Verlengingsverzoek huurder
Van de huurder wordt wel enige pro activiteit verwacht. De huurder moet een verzoek tot verlenging doen binnen een week nadat de verhuurder de huurder schriftelijk heeft geïnformeerd over de einddatum van de huur. Indien de verhuurder de huurder al heeft geïnformeerd over de dag waarop de huur verstrijkt, kan de huurder het verzoek tot verlenging doen tot een week na de inwerkingtreding van de tijdelijke wet.

De verhuurder mag het verzoek van de huurder weigeren als sprake is van de één van de in de wet genoemde uitzonderingen. Hierbij kan gedacht worden aan de volgende situaties:

  • De verhuurder heeft de woning reeds verkocht en heeft zich verplicht de woning over te dragen.
  • De verhuurder heeft de woning reeds opnieuw verhuurd en de ingangsdatum van de nieuwe huurovereenkomst is gelegen binnen de door de huurder verzochte termijn van tijdelijke verlenging.
  • De verhuurder wil de woning zelf gaan bewonen en heeft inmiddels geen andere woonruimte meer.
  • De verhuurder wil renoveren, waarbij die renovatie zonder beëindiging van de huur niet mogelijk is, en heeft zich contractueel verplicht om daarmee te beginnen.
  • De verhuurder wil gaan slopen en hij heeft zich contractueel verplicht om daarmee te beginnen.

In voornoemde gevallen kan verhuurder de tijdelijke verlenging afwijzen, mits de verhuurder de verplichting die beëindiging van de huurovereenkomst en ontruiming van de woning noodzakelijk maken vóór 1 april 2020 is aangegaan. De verhuurder moet de afwijzing binnen een week na het verzoek van de huurder om het huurcontract tijdelijk te verlengen schriftelijk bij de huurder kenbaar maken.

Verlengingsverzoek verhuurder
Ook de verhuurder kan verzoeken om een tijdelijke verlenging van de huurovereenkomst. In dat geval is toestemming van de huurder vereist.

Uitbreiding informatieplicht verhuurder
Daarnaast wordt de bestaande informatieplicht van de verhuurder met de spoedwetgeving uitgebreid. Zo moet de verhuurder, tegelijk met het informeren over het einde van de huurovereenkomst, bij een beëindiging van de huurovereenkomst die valt onder de reikwijdte van de spoedwet de huurder wel informeren over de mogelijkheden tot verlenging op basis van deze spoedwet. Het advies is om de volledige tekst van de spoedwet aan de huurder mee te sturen.

[Gegevensuittreksel]:
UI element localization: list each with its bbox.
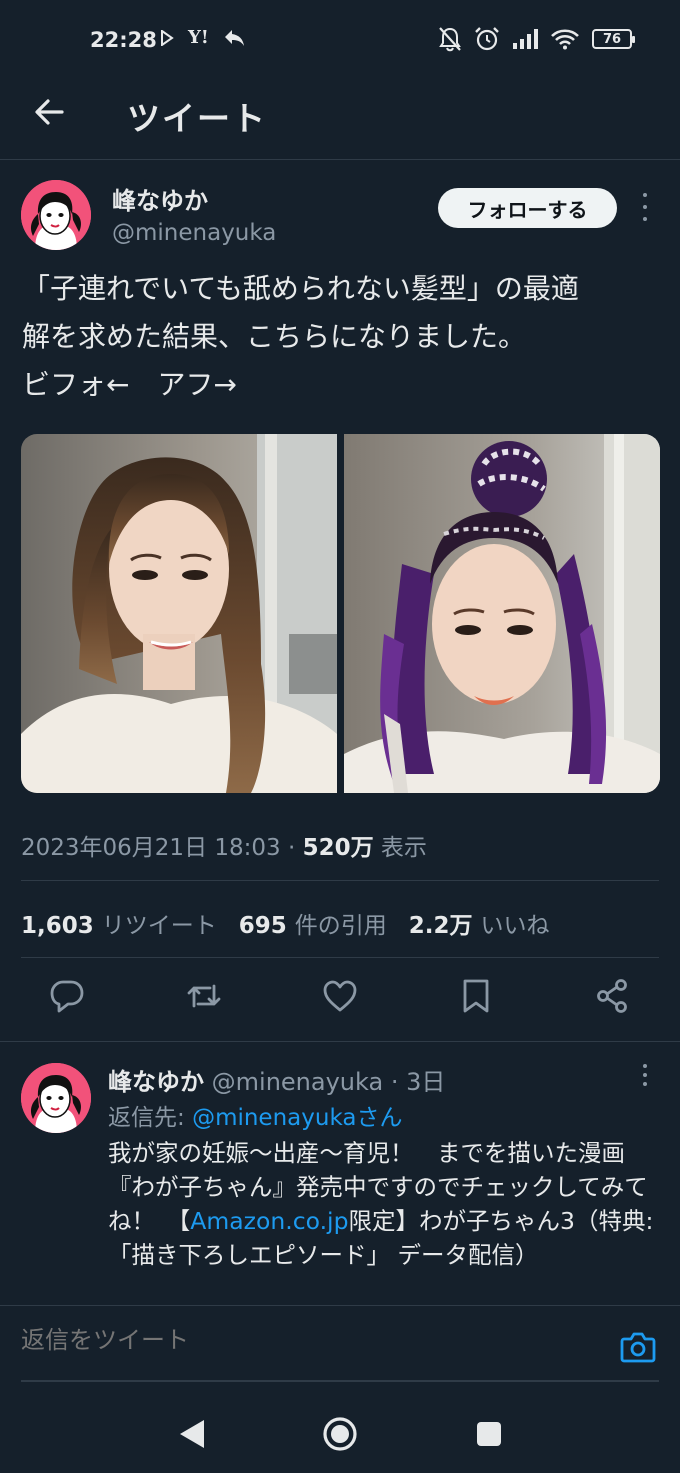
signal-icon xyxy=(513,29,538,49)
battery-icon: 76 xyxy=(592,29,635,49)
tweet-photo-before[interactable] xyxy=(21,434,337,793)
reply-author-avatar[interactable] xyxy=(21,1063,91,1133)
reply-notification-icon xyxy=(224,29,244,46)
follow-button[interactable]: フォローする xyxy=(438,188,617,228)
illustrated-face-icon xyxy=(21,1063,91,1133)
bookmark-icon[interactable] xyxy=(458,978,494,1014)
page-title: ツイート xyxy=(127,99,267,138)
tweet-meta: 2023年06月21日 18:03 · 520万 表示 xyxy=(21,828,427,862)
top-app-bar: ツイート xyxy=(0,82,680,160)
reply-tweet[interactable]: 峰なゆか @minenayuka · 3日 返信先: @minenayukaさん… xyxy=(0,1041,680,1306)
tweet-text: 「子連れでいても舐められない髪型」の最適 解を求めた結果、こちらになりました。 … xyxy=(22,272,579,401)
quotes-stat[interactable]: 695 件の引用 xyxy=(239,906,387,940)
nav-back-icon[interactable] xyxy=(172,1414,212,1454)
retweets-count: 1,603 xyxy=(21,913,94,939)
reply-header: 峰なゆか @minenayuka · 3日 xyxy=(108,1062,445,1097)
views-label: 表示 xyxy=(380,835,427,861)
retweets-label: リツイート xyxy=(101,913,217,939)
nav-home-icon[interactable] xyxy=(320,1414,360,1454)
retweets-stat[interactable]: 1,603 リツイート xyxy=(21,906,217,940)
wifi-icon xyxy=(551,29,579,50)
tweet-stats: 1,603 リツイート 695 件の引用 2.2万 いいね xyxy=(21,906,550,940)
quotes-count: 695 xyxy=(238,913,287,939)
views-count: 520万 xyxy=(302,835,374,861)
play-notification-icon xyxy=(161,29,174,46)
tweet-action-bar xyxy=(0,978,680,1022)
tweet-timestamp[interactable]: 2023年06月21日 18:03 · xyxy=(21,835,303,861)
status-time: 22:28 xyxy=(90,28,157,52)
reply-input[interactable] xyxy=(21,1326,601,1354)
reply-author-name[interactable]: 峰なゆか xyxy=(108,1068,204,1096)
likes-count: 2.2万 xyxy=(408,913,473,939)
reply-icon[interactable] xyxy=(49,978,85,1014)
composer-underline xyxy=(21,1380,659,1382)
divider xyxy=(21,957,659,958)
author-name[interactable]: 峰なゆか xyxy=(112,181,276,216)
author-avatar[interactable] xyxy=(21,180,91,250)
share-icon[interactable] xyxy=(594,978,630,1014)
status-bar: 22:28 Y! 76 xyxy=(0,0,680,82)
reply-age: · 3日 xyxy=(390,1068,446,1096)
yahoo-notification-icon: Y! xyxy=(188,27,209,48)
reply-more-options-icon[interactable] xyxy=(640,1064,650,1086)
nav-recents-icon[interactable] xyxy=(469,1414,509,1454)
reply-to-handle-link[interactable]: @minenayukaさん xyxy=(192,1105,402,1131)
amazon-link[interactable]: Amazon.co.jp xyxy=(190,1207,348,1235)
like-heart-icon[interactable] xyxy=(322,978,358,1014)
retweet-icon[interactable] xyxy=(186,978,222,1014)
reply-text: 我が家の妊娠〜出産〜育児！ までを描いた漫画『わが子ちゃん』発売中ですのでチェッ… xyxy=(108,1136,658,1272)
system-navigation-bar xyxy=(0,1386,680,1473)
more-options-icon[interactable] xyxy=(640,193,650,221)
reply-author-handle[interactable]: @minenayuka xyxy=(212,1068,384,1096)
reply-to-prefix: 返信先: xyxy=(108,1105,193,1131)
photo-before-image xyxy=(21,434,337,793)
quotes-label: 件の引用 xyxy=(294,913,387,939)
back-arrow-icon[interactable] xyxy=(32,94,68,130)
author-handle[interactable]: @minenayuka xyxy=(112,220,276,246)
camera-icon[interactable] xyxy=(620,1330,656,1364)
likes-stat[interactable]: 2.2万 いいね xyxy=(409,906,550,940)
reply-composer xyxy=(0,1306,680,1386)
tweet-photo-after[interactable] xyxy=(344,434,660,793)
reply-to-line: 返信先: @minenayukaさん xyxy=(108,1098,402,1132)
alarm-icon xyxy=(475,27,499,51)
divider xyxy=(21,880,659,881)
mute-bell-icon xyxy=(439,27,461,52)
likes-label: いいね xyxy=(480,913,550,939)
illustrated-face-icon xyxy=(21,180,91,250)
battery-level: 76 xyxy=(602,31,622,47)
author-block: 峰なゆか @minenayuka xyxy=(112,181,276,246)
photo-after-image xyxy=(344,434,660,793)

==

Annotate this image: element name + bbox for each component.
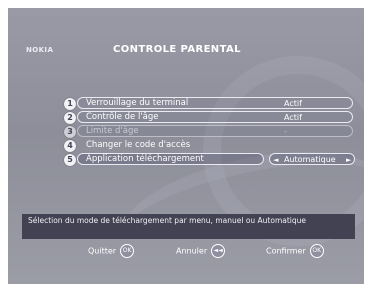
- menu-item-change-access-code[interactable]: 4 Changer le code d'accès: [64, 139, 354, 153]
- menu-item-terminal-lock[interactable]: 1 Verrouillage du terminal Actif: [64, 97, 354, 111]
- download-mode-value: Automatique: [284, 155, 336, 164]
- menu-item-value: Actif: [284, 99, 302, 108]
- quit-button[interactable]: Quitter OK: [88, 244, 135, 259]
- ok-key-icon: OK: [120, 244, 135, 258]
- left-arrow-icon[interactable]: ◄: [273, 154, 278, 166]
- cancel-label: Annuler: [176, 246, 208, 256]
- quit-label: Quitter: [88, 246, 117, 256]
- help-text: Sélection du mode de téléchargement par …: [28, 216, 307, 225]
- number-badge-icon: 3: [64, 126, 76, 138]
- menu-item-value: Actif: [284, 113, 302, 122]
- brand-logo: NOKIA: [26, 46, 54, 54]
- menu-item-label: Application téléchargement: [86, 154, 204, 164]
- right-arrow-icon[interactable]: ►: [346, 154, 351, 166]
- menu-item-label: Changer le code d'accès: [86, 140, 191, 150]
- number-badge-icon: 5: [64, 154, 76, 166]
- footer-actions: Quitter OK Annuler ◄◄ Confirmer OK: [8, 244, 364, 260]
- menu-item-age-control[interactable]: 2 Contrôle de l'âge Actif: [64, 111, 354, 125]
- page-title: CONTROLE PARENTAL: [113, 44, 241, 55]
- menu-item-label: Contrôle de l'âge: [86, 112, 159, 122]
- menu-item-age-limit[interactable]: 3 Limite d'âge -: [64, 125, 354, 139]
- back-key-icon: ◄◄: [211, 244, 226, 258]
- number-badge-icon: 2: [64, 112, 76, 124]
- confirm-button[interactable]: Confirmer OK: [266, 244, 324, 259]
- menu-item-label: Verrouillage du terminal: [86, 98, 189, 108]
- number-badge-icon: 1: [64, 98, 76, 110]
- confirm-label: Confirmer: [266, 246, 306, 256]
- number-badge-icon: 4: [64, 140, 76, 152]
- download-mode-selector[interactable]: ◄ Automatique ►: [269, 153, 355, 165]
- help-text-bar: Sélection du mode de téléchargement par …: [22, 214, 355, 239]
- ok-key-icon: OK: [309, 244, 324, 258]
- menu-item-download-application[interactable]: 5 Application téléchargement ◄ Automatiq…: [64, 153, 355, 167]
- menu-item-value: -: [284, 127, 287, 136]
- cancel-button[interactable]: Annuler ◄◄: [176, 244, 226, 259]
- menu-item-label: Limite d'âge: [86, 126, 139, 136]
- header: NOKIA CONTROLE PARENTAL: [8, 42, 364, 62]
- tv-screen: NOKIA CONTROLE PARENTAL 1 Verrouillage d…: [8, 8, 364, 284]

[Opgave]: Breid de tekst over de tijdelijke verlenging van huurovereenkomsten uit door verder te schrijven na de laatste zin.

[Antwoord]:
Gerechtelijke procedure
Mocht een huurder geen medewerking verlenen aan een verlenging op basis van andere gronden dan die in de spoedwet zijn genoemd, dan kan de verhuurder naar de rechter stappen. Dit geldt eveneens andersom. Als de huurder meent dat de verhuurder zich ten onrechte beroept op een van de uitzonderingsgronden, dan kan de huurder eveneens naar de rechter stappen. De rechter zal in een dergelijk geval bepalen of de huurovereenkomst al dan niet dient te worden verlengd. Daarbij moet de rechter rekening houden met alle omstandigheden van het geval. De rechter zal vermoedelijk slechts eerdere beëindiging toewijzen wanneer de verhuurder een zwaarwichtig belang heeft.

Wanneer huurder dan wel verhuurder besluit om een gerechtelijke procedure in te stellen, dan zal de huidige huurovereenkomst tussen partijen blijven gelden totdat de rechter op het verzoek heeft beslist. De toegang tot de rechter op basis van deze zaken worden door de rechtspraak gegarandeerd. De rechtspraak heeft immers al aangekondigd de verzoeken tot verlenging van tijdelijke huurovereenkomsten op basis van deze spoedwet als “urgente” zaken aan te merken. De urgentie van de zaak zal echter wel voldoende onderbouwd moeten worden in de procedure.

Bovenstaande geeft de strekking weer van het wetsvoorstel dat momenteel ter beoordeling bij de Tweede Kamer ligt. Het kan echter zijn dat de Tweede Kamer nog wijzigingen wenst door te voeren in de tekst.

Wilt u weten of u ook gebruik kan maken van de mogelijkheden die de Tijdelijke wet verlenging tijdelijke huurovereenkomsten biedt? Heeft u hulp nodig bij het opstellen van een allonge met betrekking tot de verlenging van een huurovereenkomst voor bepaalde tijd? Neem dan gerust contact op met mr. Marsja Wierenga of mr. Sheevani Bharatsingh (030-2516424 of info@vanodijk.nl).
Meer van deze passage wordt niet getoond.